Requirements:
Output all the entries word for word. Omit the pictures.

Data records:
* Start *

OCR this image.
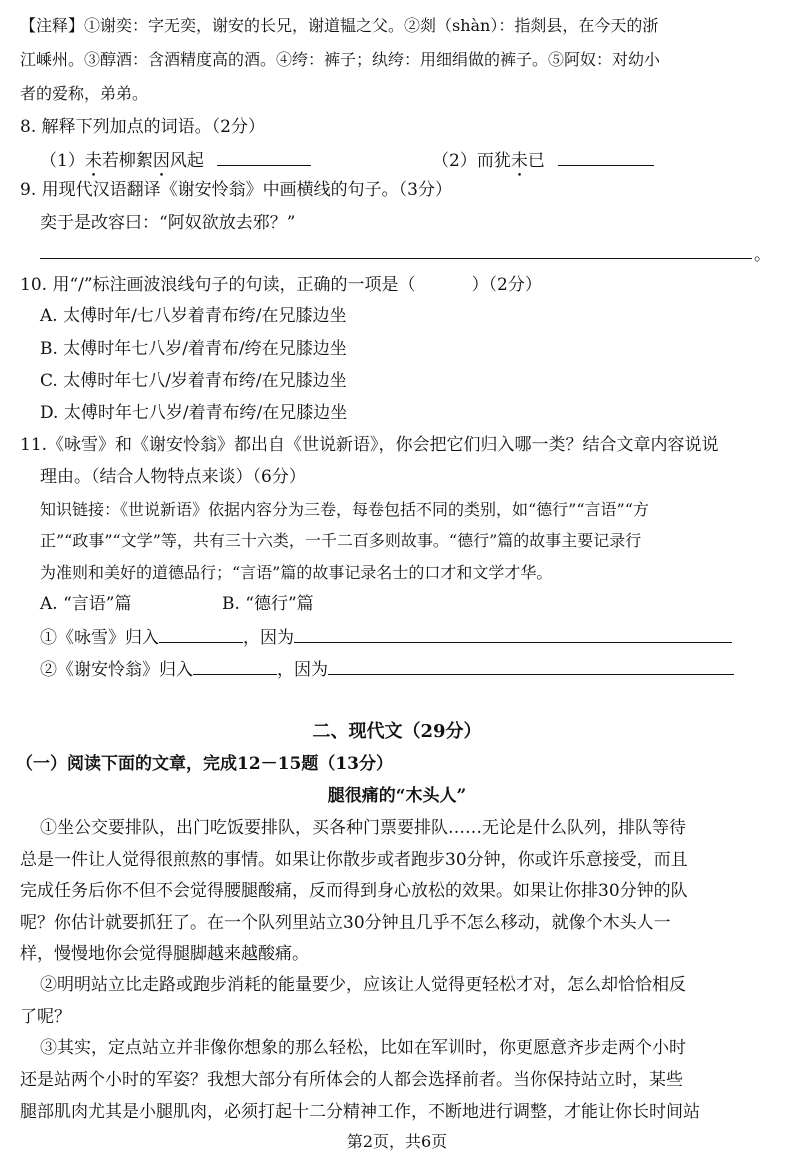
【注释】①谢奕：字无奕，谢安的长兄，谢道韫之父。②剡（shàn）：指剡县，在今天的浙
江嵊州。③醇酒：含酒精度高的酒。④绔：裤子；纨绔：用细绢做的裤子。⑤阿奴：对幼小
者的爱称，弟弟。
8. 解释下列加点的词语。（2分）
（1）未若柳絮因风起	（2）而犹未已
9. 用现代汉语翻译《谢安怜翁》中画横线的句子。（3分）
奕于是改容曰：“阿奴欲放去邪？”
。
10. 用“/”标注画波浪线句子的句读，正确的一项是（	）（2分）
A. 太傅时年/七八岁着青布绔/在兄膝边坐
B. 太傅时年七八岁/着青布/绔在兄膝边坐
C. 太傅时年七八/岁着青布绔/在兄膝边坐
D. 太傅时年七八岁/着青布绔/在兄膝边坐
11.《咏雪》和《谢安怜翁》都出自《世说新语》，你会把它们归入哪一类？结合文章内容说说
理由。（结合人物特点来谈）（6分）
知识链接：《世说新语》依据内容分为三卷，每卷包括不同的类别，如“德行”“言语”“方
正”“政事”“文学”等，共有三十六类，一千二百多则故事。“德行”篇的故事主要记录行
为准则和美好的道德品行；“言语”篇的故事记录名士的口才和文学才华。
A. “言语”篇	B. “德行”篇
①《咏雪》归入	，因为
②《谢安怜翁》归入	，因为
二、现代文（29分）
（一）阅读下面的文章，完成12－15题（13分）
腿很痛的“木头人”
①坐公交要排队，出门吃饭要排队，买各种门票要排队……无论是什么队列，排队等待
总是一件让人觉得很煎熬的事情。如果让你散步或者跑步30分钟，你或许乐意接受，而且
完成任务后你不但不会觉得腰腿酸痛，反而得到身心放松的效果。如果让你排30分钟的队
呢？你估计就要抓狂了。在一个队列里站立30分钟且几乎不怎么移动，就像个木头人一
样，慢慢地你会觉得腿脚越来越酸痛。
②明明站立比走路或跑步消耗的能量要少，应该让人觉得更轻松才对，怎么却恰恰相反
了呢？
③其实，定点站立并非像你想象的那么轻松，比如在军训时，你更愿意齐步走两个小时
还是站两个小时的军姿？我想大部分有所体会的人都会选择前者。当你保持站立时，某些
腿部肌肉尤其是小腿肌肉，必须打起十二分精神工作，不断地进行调整，才能让你长时间站
第2页，共6页
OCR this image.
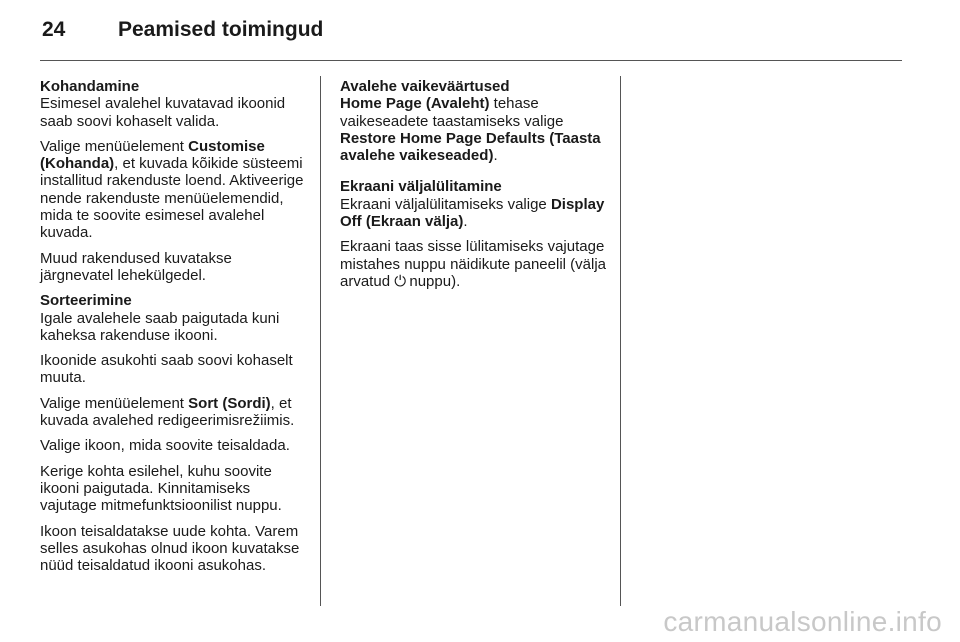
24	Peamised toimingud
Kohandamine

Esimesel avalehel kuvatavad ikoonid saab soovi kohaselt valida.

Valige menüüelement Customise (Kohanda), et kuvada kõikide süsteemi installitud rakenduste loend. Aktiveerige nende rakenduste menüüelemendid, mida te soovite esimesel avalehel kuvada.

Muud rakendused kuvatakse järgnevatel lehekülgedel.

Sorteerimine

Igale avalehele saab paigutada kuni kaheksa rakenduse ikooni.

Ikoonide asukohti saab soovi kohaselt muuta.

Valige menüüelement Sort (Sordi), et kuvada avalehed redigeerimisrežiimis.

Valige ikoon, mida soovite teisaldada.

Kerige kohta esilehel, kuhu soovite ikooni paigutada. Kinnitamiseks vajutage mitmefunktsioonilist nuppu.

Ikoon teisaldatakse uude kohta. Varem selles asukohas olnud ikoon kuvatakse nüüd teisaldatud ikooni asukohas.

Avalehe vaikeväärtused

Home Page (Avaleht) tehase vaikeseadete taastamiseks valige Restore Home Page Defaults (Taasta avalehe vaikeseaded).

Ekraani väljalülitamine

Ekraani väljalülitamiseks valige Display Off (Ekraan välja).

Ekraani taas sisse lülitamiseks vajutage mistahes nuppu näidikute paneelil (välja arvatud ⏻ nuppu).

carmanualsonline.info
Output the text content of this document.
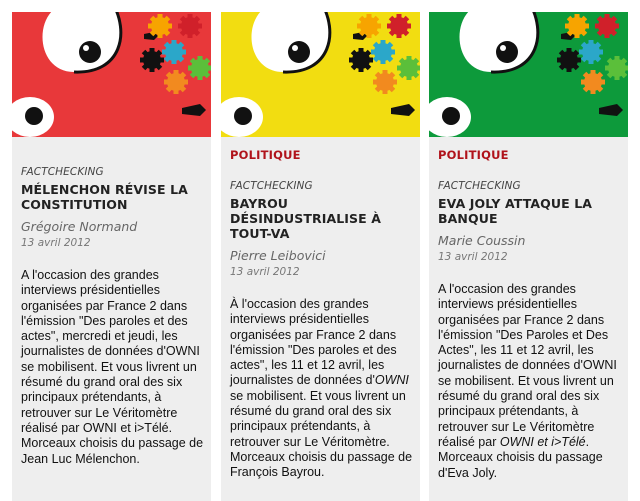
FACTCHECKING
MÉLENCHON RÉVISE LA CONSTITUTION
Grégoire Normand
13 avril 2012
A l'occasion des grandes interviews présidentielles organisées par France 2 dans l'émission "Des paroles et des actes", mercredi et jeudi, les journalistes de données d'OWNI se mobilisent. Et vous livrent un résumé du grand oral des six principaux prétendants, à retrouver sur Le Véritomètre réalisé par OWNI et i>Télé. Morceaux choisis du passage de Jean Luc Mélenchon.
POLITIQUE
FACTCHECKING
BAYROU DÉSINDUSTRIALISE À TOUT-VA
Pierre Leibovici
13 avril 2012
À l'occasion des grandes interviews présidentielles organisées par France 2 dans l'émission "Des paroles et des actes", les 11 et 12 avril, les journalistes de données d'OWNI se mobilisent. Et vous livrent un résumé du grand oral des six principaux prétendants, à retrouver sur Le Véritomètre. Morceaux choisis du passage de François Bayrou.
POLITIQUE
FACTCHECKING
EVA JOLY ATTAQUE LA BANQUE
Marie Coussin
13 avril 2012
A l'occasion des grandes interviews présidentielles organisées par France 2 dans l'émission "Des Paroles et Des Actes", les 11 et 12 avril, les journalistes de données d'OWNI se mobilisent. Et vous livrent un résumé du grand oral des six principaux prétendants, à retrouver sur Le Véritomètre réalisé par OWNI et i>Télé. Morceaux choisis du passage d'Eva Joly.
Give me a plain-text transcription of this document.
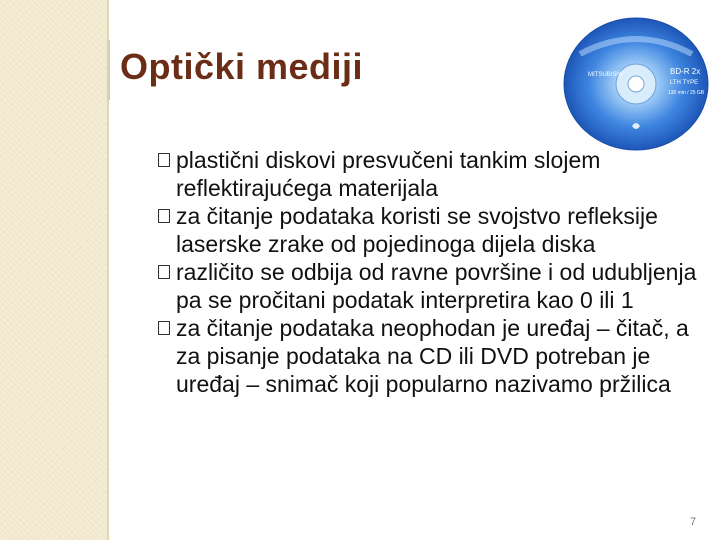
Optički mediji	MITSUBISHI	BD-R 2x
LTH TYPE
130 min / 25 GB
plastični diskovi presvučeni tankim slojem reflektirajućega materijala
za čitanje podataka koristi se svojstvo refleksije laserske zrake od pojedinoga dijela diska
različito se odbija od ravne površine i od udubljenja pa se pročitani podatak interpretira kao 0 ili 1
za čitanje podataka neophodan je uređaj – čitač, a za pisanje podataka na CD ili DVD potreban je uređaj – snimač koji popularno nazivamo pržilica
7
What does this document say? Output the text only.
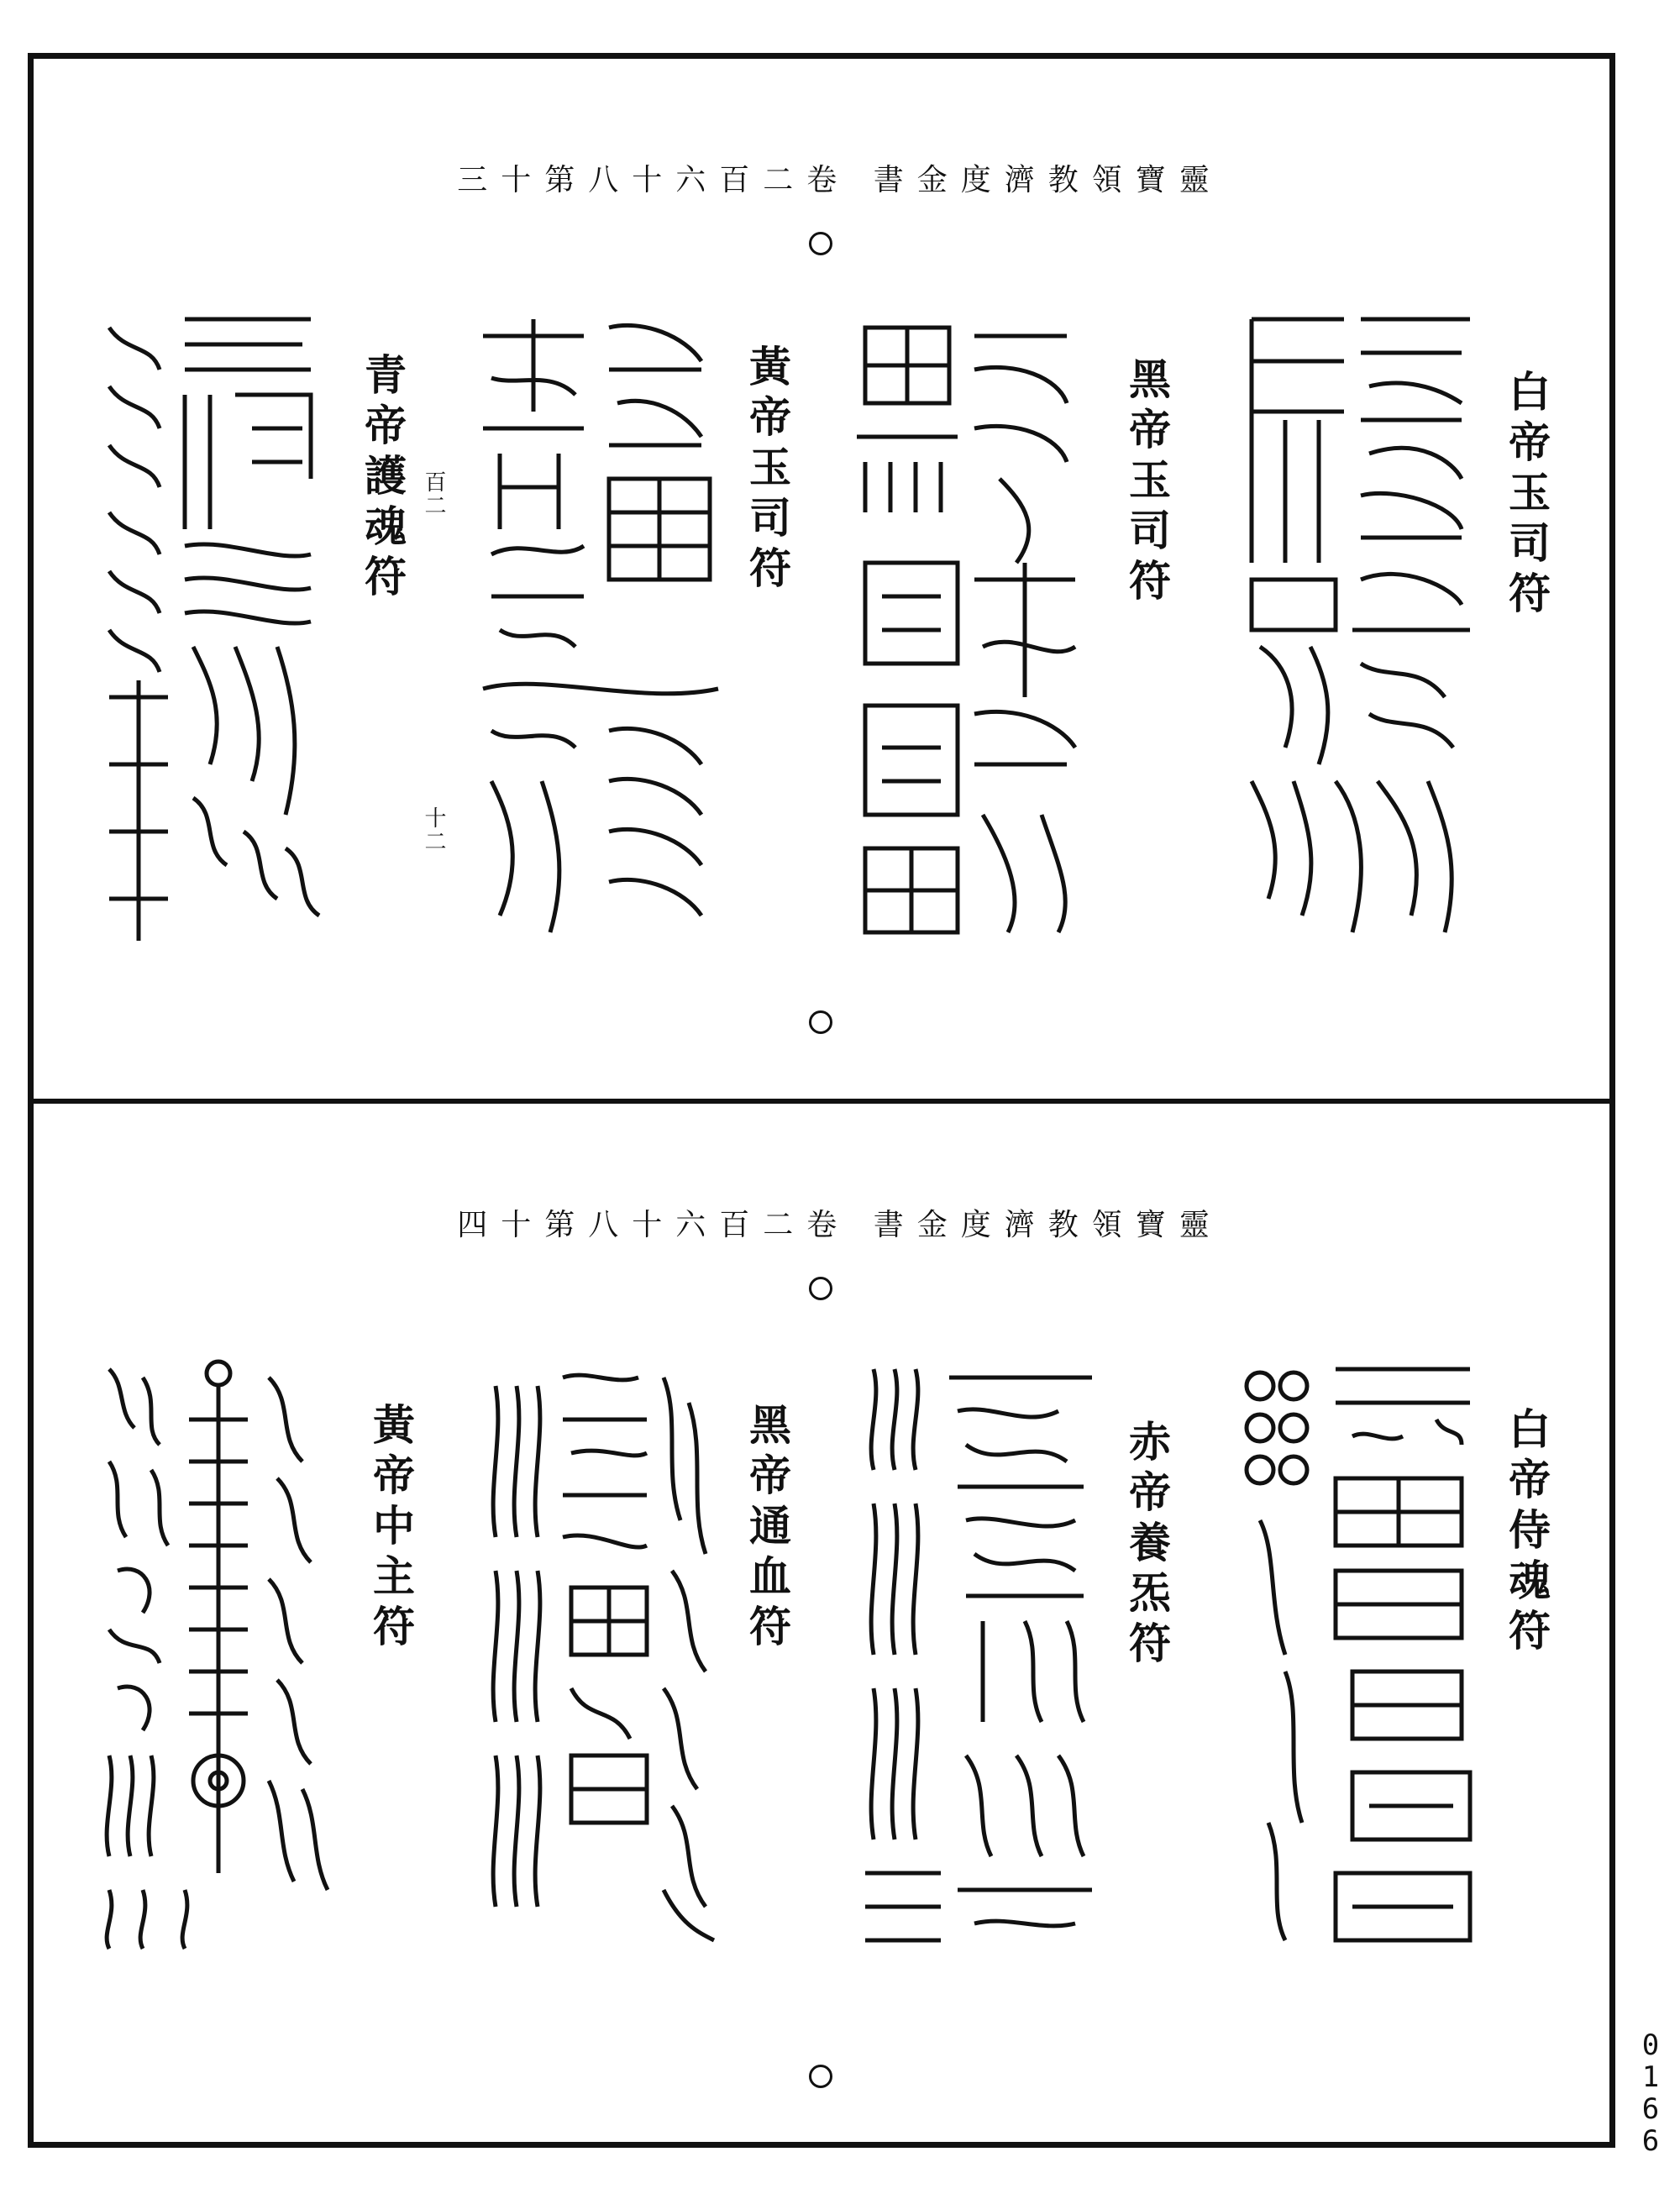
三十第八十六百二卷 書金度濟教領寶靈
白帝玉司符
黑帝玉司符
黃帝玉司符
青帝護魂符 百二
十二
四十第八十六百二卷 書金度濟教領寶靈
白帝侍魂符
赤帝養炁符
黑帝通血符
黃帝中主符
0166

* End *

Written response:
OCR this image.
【注释】①谢奕：字无奕，谢安的长兄，谢道韫之父。②剡（shàn）：指剡县，在今天的浙
江嵊州。③醇酒：含酒精度高的酒。④绔：裤子；纨绔：用细绢做的裤子。⑤阿奴：对幼小
者的爱称，弟弟。
8. 解释下列加点的词语。（2分）
（1）未若柳絮因风起	（2）而犹未已
9. 用现代汉语翻译《谢安怜翁》中画横线的句子。（3分）
奕于是改容曰：“阿奴欲放去邪？”
。
10. 用“/”标注画波浪线句子的句读，正确的一项是（	）（2分）
A. 太傅时年/七八岁着青布绔/在兄膝边坐
B. 太傅时年七八岁/着青布/绔在兄膝边坐
C. 太傅时年七八/岁着青布绔/在兄膝边坐
D. 太傅时年七八岁/着青布绔/在兄膝边坐
11.《咏雪》和《谢安怜翁》都出自《世说新语》，你会把它们归入哪一类？结合文章内容说说
理由。（结合人物特点来谈）（6分）
知识链接：《世说新语》依据内容分为三卷，每卷包括不同的类别，如“德行”“言语”“方
正”“政事”“文学”等，共有三十六类，一千二百多则故事。“德行”篇的故事主要记录行
为准则和美好的道德品行；“言语”篇的故事记录名士的口才和文学才华。
A. “言语”篇	B. “德行”篇
①《咏雪》归入	，因为
②《谢安怜翁》归入	，因为
二、现代文（29分）
（一）阅读下面的文章，完成12－15题（13分）
腿很痛的“木头人”
①坐公交要排队，出门吃饭要排队，买各种门票要排队……无论是什么队列，排队等待
总是一件让人觉得很煎熬的事情。如果让你散步或者跑步30分钟，你或许乐意接受，而且
完成任务后你不但不会觉得腰腿酸痛，反而得到身心放松的效果。如果让你排30分钟的队
呢？你估计就要抓狂了。在一个队列里站立30分钟且几乎不怎么移动，就像个木头人一
样，慢慢地你会觉得腿脚越来越酸痛。
②明明站立比走路或跑步消耗的能量要少，应该让人觉得更轻松才对，怎么却恰恰相反
了呢？
③其实，定点站立并非像你想象的那么轻松，比如在军训时，你更愿意齐步走两个小时
还是站两个小时的军姿？我想大部分有所体会的人都会选择前者。当你保持站立时，某些
腿部肌肉尤其是小腿肌肉，必须打起十二分精神工作，不断地进行调整，才能让你长时间站
第2页，共6页
OCR this image.
24	Peamised toimingud
Kohandamine

Esimesel avalehel kuvatavad ikoonid saab soovi kohaselt valida.

Valige menüüelement Customise (Kohanda), et kuvada kõikide süsteemi installitud rakenduste loend. Aktiveerige nende rakenduste menüüelemendid, mida te soovite esimesel avalehel kuvada.

Muud rakendused kuvatakse järgnevatel lehekülgedel.

Sorteerimine

Igale avalehele saab paigutada kuni kaheksa rakenduse ikooni.

Ikoonide asukohti saab soovi kohaselt muuta.

Valige menüüelement Sort (Sordi), et kuvada avalehed redigeerimisrežiimis.

Valige ikoon, mida soovite teisaldada.

Kerige kohta esilehel, kuhu soovite ikooni paigutada. Kinnitamiseks vajutage mitmefunktsioonilist nuppu.

Ikoon teisaldatakse uude kohta. Varem selles asukohas olnud ikoon kuvatakse nüüd teisaldatud ikooni asukohas.

Avalehe vaikeväärtused

Home Page (Avaleht) tehase vaikeseadete taastamiseks valige Restore Home Page Defaults (Taasta avalehe vaikeseaded).

Ekraani väljalülitamine

Ekraani väljalülitamiseks valige Display Off (Ekraan välja).

Ekraani taas sisse lülitamiseks vajutage mistahes nuppu näidikute paneelil (välja arvatud ⏻ nuppu).

carmanualsonline.info
Output the text content of this document.
FACTCHECKING
MÉLENCHON RÉVISE LA CONSTITUTION
Grégoire Normand
13 avril 2012
A l'occasion des grandes interviews présidentielles organisées par France 2 dans l'émission "Des paroles et des actes", mercredi et jeudi, les journalistes de données d'OWNI se mobilisent. Et vous livrent un résumé du grand oral des six principaux prétendants, à retrouver sur Le Véritomètre réalisé par OWNI et i>Télé. Morceaux choisis du passage de Jean Luc Mélenchon.
POLITIQUE
FACTCHECKING
BAYROU DÉSINDUSTRIALISE À TOUT-VA
Pierre Leibovici
13 avril 2012
À l'occasion des grandes interviews présidentielles organisées par France 2 dans l'émission "Des paroles et des actes", les 11 et 12 avril, les journalistes de données d'OWNI se mobilisent. Et vous livrent un résumé du grand oral des six principaux prétendants, à retrouver sur Le Véritomètre. Morceaux choisis du passage de François Bayrou.
POLITIQUE
FACTCHECKING
EVA JOLY ATTAQUE LA BANQUE
Marie Coussin
13 avril 2012
A l'occasion des grandes interviews présidentielles organisées par France 2 dans l'émission "Des Paroles et Des Actes", les 11 et 12 avril, les journalistes de données d'OWNI se mobilisent. Et vous livrent un résumé du grand oral des six principaux prétendants, à retrouver sur Le Véritomètre réalisé par OWNI et i>Télé. Morceaux choisis du passage d'Eva Joly.
Give me a plain-text transcription of this document.
Optički mediji	MITSUBISHI	BD-R 2x
LTH TYPE
130 min / 25 GB
plastični diskovi presvučeni tankim slojem reflektirajućega materijala
za čitanje podataka koristi se svojstvo refleksije laserske zrake od pojedinoga dijela diska
različito se odbija od ravne površine i od udubljenja pa se pročitani podatak interpretira kao 0 ili 1
za čitanje podataka neophodan je uređaj – čitač, a za pisanje podataka na CD ili DVD potreban je uređaj – snimač koji popularno nazivamo pržilica
7
What does this document say? Output the text only.
三十第八十六百二卷 書金度濟教領寶靈
白帝玉司符
黑帝玉司符
黃帝玉司符
青帝護魂符 百二
十二
四十第八十六百二卷 書金度濟教領寶靈
白帝侍魂符
赤帝養炁符
黑帝通血符
黃帝中主符
0166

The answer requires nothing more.